MATERIAL FOR THIS TASK
══════════════════════════════

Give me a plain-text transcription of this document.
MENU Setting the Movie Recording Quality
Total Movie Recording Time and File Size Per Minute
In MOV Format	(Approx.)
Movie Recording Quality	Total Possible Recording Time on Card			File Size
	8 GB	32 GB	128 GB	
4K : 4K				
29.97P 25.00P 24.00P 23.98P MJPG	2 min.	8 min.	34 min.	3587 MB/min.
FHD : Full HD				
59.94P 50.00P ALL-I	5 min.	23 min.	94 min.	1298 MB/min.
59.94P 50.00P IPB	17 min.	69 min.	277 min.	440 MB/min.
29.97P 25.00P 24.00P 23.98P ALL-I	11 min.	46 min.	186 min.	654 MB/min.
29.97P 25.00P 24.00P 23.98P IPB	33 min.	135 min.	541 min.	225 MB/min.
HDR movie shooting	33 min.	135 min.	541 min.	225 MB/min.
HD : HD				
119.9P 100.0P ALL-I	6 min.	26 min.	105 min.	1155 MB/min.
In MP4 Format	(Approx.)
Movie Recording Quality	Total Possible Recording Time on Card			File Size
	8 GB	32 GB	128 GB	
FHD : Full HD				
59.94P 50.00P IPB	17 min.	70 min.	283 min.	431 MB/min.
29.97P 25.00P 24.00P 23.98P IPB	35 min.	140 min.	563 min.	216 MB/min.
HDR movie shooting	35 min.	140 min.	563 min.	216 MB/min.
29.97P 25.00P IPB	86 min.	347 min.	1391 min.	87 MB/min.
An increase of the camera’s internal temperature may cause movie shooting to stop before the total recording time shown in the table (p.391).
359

══════════════════════════════

PROBLEM
Print all of the entries exactly as they appear.

RESPONSE
Give me a plain-text transcription of this document.
MENU Setting the Movie Recording Quality
Total Movie Recording Time and File Size Per Minute
In MOV Format	(Approx.)
Movie Recording Quality	Total Possible Recording Time on Card			File Size
	8 GB	32 GB	128 GB	
4K : 4K				
29.97P 25.00P 24.00P 23.98P MJPG	2 min.	8 min.	34 min.	3587 MB/min.
FHD : Full HD				
59.94P 50.00P ALL-I	5 min.	23 min.	94 min.	1298 MB/min.
59.94P 50.00P IPB	17 min.	69 min.	277 min.	440 MB/min.
29.97P 25.00P 24.00P 23.98P ALL-I	11 min.	46 min.	186 min.	654 MB/min.
29.97P 25.00P 24.00P 23.98P IPB	33 min.	135 min.	541 min.	225 MB/min.
HDR movie shooting	33 min.	135 min.	541 min.	225 MB/min.
HD : HD				
119.9P 100.0P ALL-I	6 min.	26 min.	105 min.	1155 MB/min.
In MP4 Format	(Approx.)
Movie Recording Quality	Total Possible Recording Time on Card			File Size
	8 GB	32 GB	128 GB	
FHD : Full HD				
59.94P 50.00P IPB	17 min.	70 min.	283 min.	431 MB/min.
29.97P 25.00P 24.00P 23.98P IPB	35 min.	140 min.	563 min.	216 MB/min.
HDR movie shooting	35 min.	140 min.	563 min.	216 MB/min.
29.97P 25.00P IPB	86 min.	347 min.	1391 min.	87 MB/min.
An increase of the camera’s internal temperature may cause movie shooting to stop before the total recording time shown in the table (p.391).
359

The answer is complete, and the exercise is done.